• Required task
Review the lines that follow and copy each one that contains the word "Preview".

• Data
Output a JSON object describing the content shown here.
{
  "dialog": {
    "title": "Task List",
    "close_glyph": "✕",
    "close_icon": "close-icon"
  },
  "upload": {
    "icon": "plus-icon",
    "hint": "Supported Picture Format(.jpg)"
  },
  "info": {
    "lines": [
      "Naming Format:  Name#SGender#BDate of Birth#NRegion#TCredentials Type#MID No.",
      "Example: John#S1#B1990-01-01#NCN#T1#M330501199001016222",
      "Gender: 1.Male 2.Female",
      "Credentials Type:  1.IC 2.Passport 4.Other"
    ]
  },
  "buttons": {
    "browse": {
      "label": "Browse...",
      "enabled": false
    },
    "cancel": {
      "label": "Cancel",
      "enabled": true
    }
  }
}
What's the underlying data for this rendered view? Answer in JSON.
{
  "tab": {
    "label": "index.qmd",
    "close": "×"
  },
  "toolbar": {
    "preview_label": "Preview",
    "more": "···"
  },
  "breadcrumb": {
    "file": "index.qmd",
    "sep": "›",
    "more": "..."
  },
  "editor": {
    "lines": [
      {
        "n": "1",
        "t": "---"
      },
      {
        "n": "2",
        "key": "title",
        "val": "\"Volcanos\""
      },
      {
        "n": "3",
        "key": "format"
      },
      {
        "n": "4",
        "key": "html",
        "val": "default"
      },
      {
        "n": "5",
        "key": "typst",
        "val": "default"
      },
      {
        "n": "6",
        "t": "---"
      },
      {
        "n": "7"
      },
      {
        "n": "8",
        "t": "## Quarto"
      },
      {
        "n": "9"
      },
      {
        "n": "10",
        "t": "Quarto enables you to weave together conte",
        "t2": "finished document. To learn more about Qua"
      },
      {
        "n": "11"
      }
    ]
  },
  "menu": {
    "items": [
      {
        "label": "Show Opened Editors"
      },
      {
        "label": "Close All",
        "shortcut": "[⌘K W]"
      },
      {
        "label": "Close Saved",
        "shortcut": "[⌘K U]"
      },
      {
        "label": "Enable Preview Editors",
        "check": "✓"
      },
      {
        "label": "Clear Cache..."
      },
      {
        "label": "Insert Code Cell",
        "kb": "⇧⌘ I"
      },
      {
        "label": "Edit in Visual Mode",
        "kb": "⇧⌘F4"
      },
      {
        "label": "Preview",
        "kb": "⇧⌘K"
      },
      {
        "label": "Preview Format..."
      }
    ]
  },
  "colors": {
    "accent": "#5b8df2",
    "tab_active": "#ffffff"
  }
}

• Full solution
    "preview_label": "Preview",
        "label": "Enable Preview Editors",
        "label": "Preview",
        "label": "Preview Format..."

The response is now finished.